• **Annotated element entries**:
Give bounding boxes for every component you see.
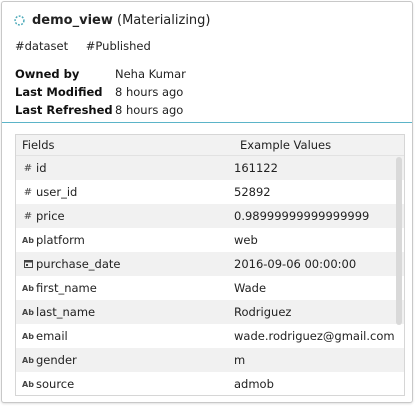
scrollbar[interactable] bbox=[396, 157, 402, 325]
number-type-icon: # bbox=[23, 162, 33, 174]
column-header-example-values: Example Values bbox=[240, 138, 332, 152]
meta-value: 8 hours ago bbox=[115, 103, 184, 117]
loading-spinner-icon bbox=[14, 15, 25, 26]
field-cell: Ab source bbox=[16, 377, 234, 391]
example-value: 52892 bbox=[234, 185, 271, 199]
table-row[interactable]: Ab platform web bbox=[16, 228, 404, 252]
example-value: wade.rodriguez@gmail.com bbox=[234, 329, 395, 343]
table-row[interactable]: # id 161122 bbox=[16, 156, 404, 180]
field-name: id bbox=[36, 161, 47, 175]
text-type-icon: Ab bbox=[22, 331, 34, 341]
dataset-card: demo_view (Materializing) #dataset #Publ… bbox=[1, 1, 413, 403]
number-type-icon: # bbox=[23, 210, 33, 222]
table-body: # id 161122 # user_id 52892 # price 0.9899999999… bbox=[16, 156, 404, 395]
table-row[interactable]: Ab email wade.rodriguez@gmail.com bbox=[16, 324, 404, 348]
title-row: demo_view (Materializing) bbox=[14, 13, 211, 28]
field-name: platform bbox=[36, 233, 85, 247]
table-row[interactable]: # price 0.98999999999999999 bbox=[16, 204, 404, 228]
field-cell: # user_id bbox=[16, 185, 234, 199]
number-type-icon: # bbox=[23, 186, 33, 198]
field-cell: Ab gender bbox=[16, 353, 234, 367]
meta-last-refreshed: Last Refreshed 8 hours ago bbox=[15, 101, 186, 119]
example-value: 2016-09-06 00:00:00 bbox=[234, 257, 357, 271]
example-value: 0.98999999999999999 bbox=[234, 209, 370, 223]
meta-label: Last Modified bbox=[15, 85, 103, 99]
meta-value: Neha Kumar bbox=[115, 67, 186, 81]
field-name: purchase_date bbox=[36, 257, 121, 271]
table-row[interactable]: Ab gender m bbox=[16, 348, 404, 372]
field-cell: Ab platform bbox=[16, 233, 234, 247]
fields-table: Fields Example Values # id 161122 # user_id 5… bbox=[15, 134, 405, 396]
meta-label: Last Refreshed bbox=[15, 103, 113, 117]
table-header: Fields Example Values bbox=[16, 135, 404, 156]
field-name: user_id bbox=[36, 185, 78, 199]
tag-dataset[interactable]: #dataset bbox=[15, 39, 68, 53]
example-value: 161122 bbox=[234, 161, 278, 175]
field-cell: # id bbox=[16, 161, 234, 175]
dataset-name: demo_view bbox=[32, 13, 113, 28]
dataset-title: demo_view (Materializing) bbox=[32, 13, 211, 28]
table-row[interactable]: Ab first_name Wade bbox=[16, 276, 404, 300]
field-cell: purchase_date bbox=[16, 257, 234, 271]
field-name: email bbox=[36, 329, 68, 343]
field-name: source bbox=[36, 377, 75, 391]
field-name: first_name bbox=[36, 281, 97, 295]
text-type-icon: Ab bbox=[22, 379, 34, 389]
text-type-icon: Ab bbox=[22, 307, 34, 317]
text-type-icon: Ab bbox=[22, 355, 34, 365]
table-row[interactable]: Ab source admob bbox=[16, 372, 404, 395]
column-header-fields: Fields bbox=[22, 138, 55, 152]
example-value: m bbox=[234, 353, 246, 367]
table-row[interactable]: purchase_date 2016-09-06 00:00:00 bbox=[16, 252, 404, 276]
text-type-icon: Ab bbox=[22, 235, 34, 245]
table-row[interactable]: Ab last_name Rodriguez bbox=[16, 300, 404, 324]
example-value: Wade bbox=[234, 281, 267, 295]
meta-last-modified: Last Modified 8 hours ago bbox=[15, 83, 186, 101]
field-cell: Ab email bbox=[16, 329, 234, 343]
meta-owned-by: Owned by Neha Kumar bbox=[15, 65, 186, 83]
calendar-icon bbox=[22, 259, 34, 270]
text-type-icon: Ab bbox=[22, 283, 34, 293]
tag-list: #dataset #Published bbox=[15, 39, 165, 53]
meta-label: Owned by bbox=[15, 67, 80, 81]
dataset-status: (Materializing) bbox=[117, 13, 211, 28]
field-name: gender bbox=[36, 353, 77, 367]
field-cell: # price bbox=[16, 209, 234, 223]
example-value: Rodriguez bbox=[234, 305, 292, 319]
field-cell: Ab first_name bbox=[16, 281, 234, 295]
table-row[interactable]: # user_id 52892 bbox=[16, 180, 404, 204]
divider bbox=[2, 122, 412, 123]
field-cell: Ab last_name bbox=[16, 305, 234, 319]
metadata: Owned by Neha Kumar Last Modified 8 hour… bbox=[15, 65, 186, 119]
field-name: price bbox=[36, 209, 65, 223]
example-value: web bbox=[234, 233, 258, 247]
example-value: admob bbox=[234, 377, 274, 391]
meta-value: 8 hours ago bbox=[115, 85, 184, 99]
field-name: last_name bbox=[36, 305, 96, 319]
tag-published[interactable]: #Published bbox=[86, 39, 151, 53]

* * *

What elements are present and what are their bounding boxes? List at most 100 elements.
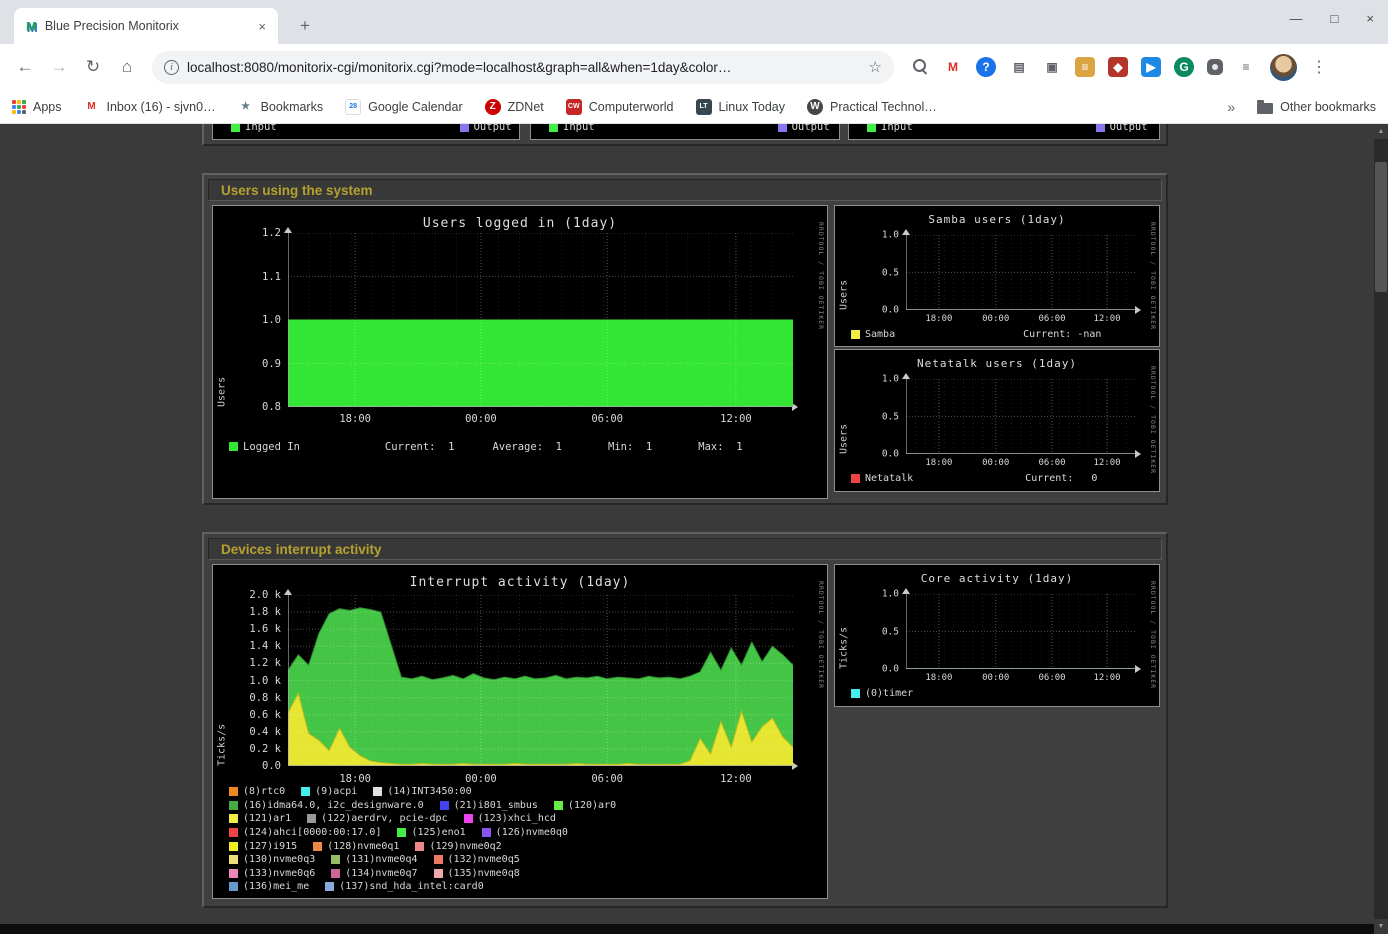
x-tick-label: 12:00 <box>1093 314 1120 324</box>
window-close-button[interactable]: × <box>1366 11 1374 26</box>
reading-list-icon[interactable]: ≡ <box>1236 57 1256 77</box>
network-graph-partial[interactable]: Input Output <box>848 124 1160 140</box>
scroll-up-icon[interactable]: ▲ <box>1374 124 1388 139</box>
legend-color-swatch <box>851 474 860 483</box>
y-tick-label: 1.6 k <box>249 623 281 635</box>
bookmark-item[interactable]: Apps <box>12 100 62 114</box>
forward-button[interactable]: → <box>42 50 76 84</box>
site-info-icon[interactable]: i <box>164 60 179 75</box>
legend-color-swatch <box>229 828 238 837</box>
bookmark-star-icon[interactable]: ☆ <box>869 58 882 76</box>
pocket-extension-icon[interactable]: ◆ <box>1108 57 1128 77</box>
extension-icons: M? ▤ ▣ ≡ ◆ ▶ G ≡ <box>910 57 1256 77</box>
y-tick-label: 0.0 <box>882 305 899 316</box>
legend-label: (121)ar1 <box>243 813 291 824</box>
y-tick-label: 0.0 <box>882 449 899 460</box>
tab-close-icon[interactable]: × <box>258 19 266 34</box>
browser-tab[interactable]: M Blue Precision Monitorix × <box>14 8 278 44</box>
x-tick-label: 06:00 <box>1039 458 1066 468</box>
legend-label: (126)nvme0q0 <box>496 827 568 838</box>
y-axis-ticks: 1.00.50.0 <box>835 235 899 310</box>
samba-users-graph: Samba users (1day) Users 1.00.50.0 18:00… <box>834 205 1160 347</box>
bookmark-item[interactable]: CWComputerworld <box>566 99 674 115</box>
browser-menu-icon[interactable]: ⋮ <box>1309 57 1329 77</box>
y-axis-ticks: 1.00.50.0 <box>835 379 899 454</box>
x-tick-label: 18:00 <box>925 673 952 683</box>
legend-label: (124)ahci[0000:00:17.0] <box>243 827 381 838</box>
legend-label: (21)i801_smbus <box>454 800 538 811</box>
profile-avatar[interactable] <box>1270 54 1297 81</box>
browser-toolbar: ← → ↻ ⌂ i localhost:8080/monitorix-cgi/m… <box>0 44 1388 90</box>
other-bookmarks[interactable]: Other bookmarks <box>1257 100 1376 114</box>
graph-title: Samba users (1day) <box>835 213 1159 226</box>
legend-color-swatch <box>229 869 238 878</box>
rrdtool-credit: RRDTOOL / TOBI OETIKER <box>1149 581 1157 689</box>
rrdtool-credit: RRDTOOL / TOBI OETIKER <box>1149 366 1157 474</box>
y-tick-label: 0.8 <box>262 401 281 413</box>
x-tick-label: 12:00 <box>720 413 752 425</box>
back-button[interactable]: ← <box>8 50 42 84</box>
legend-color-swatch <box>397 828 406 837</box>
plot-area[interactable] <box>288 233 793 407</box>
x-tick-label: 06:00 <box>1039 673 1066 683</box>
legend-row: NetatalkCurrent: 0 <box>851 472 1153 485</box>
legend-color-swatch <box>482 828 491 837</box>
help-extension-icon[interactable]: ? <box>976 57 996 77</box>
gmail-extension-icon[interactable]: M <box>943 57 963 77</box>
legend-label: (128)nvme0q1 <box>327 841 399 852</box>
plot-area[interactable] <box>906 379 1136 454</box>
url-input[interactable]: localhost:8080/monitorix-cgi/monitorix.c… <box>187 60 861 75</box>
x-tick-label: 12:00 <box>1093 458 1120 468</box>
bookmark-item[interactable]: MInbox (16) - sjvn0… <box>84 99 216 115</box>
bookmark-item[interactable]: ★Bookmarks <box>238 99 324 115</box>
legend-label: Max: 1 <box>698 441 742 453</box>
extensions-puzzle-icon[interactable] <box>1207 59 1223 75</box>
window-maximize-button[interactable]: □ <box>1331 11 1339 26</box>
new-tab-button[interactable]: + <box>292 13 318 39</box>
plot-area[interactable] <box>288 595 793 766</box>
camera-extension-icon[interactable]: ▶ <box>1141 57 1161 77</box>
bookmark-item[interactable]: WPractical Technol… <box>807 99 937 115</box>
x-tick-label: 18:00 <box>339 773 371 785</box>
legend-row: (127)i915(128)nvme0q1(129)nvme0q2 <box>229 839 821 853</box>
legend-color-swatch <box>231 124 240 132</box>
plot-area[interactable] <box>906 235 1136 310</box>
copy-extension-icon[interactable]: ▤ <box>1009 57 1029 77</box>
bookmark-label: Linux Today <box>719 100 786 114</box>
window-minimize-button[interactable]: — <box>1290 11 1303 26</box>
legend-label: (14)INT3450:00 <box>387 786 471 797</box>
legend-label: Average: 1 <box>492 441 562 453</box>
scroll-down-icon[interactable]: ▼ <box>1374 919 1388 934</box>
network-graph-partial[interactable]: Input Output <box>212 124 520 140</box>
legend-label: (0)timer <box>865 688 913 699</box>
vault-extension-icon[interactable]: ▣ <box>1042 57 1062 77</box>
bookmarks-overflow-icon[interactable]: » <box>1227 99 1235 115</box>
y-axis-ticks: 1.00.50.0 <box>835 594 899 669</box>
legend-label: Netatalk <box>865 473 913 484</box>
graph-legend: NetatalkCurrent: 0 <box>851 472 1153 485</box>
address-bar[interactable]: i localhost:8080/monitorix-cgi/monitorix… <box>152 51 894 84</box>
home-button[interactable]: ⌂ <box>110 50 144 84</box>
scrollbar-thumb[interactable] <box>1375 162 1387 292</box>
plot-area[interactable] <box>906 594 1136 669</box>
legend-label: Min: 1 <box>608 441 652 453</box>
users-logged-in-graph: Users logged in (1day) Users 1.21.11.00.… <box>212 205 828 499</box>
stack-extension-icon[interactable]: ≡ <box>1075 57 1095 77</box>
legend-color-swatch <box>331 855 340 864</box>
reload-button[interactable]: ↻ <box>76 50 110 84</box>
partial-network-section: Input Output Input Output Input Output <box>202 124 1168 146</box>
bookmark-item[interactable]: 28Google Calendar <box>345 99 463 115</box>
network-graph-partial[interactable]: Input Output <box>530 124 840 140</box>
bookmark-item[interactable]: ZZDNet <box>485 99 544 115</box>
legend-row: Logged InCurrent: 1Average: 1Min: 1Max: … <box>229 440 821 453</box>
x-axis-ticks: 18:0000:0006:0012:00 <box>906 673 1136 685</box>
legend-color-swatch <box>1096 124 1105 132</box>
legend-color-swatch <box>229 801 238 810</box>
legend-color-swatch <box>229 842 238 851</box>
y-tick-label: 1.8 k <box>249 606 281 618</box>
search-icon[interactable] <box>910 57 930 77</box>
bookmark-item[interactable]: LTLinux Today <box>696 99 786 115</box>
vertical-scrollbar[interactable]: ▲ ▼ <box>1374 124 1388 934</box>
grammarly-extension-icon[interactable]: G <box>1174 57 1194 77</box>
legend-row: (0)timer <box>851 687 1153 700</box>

---

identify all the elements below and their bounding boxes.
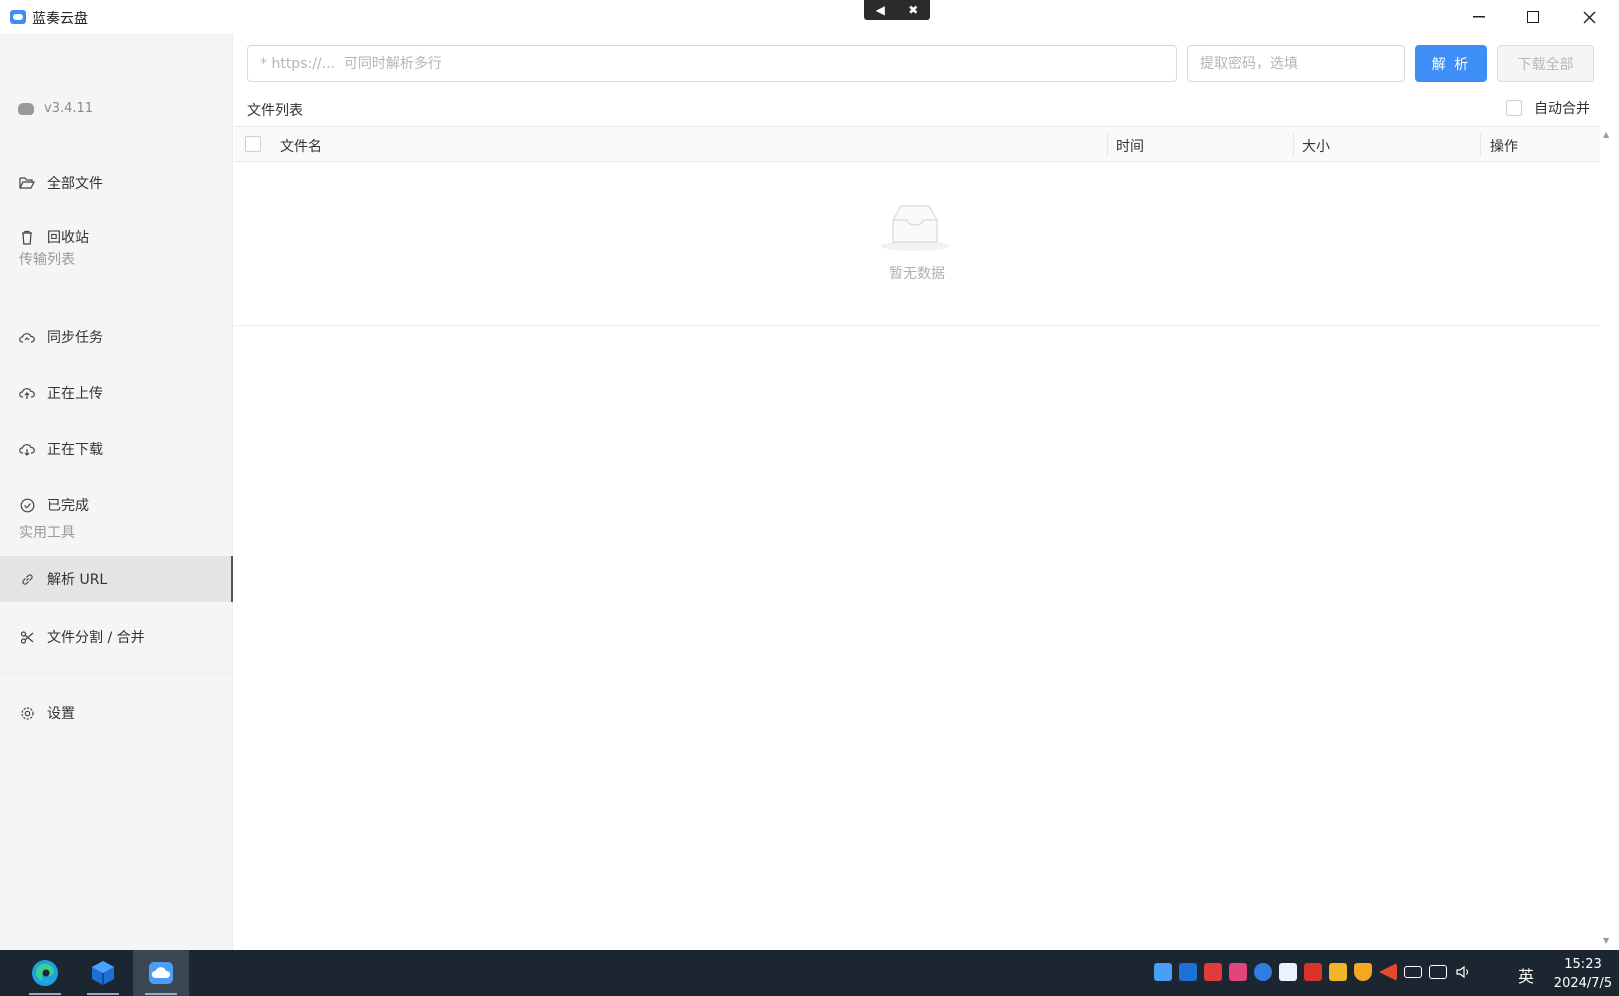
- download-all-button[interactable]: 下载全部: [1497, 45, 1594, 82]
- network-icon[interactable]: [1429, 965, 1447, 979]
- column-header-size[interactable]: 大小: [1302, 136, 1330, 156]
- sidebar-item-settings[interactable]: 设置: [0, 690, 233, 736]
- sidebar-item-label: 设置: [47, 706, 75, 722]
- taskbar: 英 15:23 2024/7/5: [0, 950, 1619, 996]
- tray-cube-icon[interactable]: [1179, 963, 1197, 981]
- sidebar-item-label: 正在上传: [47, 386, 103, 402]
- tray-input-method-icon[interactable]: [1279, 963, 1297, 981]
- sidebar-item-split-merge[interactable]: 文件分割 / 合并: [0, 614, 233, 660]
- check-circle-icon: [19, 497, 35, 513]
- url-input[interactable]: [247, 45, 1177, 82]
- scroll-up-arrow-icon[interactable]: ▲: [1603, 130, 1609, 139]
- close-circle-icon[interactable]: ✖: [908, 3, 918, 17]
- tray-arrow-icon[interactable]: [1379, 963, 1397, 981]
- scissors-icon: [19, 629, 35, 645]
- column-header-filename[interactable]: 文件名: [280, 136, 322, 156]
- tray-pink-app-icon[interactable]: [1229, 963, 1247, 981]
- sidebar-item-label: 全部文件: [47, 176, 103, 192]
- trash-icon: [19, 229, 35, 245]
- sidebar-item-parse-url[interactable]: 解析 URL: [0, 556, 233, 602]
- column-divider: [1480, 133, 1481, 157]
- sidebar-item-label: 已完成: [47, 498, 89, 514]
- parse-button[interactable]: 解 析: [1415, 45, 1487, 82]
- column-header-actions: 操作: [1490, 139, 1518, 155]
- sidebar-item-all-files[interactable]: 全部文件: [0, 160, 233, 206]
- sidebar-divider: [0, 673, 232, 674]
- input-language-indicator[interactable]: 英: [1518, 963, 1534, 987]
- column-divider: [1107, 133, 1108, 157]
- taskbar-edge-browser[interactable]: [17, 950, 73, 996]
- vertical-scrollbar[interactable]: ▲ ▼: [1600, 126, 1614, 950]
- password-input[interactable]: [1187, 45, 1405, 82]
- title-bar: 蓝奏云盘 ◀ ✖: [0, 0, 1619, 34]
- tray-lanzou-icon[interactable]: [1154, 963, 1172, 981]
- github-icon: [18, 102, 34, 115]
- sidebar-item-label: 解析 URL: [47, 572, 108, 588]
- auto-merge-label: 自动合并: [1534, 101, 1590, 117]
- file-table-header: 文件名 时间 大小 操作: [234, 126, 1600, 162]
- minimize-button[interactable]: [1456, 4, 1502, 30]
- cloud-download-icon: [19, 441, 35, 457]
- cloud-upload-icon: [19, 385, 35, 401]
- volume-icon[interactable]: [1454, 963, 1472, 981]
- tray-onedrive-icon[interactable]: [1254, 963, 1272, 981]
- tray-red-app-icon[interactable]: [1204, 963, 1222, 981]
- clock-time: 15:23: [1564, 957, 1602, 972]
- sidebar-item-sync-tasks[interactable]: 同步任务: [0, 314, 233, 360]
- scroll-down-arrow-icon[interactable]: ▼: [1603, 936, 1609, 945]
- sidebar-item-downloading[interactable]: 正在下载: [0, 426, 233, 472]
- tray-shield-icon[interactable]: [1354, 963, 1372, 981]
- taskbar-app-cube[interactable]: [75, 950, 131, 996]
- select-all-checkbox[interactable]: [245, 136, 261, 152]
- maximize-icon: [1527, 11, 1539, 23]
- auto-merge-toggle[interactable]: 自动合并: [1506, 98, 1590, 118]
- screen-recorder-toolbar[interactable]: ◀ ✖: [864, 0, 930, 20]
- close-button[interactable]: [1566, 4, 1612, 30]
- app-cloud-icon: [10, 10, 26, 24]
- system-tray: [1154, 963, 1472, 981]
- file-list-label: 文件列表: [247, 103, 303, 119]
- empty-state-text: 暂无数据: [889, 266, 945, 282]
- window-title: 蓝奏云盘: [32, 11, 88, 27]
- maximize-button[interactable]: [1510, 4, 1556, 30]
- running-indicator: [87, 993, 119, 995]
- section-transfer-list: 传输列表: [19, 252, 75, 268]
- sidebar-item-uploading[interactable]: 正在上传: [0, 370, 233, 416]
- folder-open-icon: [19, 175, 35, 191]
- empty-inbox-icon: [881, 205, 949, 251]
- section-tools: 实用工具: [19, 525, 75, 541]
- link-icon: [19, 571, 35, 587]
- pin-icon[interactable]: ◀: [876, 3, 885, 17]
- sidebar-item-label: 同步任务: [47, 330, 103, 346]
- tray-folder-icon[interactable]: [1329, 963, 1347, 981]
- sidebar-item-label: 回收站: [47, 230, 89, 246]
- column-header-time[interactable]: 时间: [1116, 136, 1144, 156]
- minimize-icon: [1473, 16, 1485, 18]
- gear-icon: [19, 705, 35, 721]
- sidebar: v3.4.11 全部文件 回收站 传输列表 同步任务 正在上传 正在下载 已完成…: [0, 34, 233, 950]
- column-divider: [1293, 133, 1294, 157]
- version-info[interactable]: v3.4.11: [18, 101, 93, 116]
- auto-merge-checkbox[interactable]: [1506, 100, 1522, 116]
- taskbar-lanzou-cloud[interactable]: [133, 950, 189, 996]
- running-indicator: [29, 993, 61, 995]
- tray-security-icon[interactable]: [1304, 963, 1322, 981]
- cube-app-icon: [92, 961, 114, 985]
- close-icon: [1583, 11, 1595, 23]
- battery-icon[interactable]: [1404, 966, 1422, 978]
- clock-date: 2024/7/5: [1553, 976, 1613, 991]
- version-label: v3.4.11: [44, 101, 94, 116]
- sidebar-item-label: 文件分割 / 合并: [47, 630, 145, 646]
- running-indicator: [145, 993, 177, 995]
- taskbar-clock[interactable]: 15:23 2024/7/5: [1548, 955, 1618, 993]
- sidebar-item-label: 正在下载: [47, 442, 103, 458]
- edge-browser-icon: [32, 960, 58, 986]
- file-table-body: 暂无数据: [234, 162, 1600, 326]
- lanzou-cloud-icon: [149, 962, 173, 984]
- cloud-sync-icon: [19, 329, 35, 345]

• **Given problem**:
Show every line of the records above that contains the string "email".

• **Written answer**:
table-row[interactable]: Ab email wade.rodriguez@gmail.com bbox=[16, 324, 404, 348]
field-name: email bbox=[36, 329, 68, 343]
field-cell: Ab email bbox=[16, 329, 234, 343]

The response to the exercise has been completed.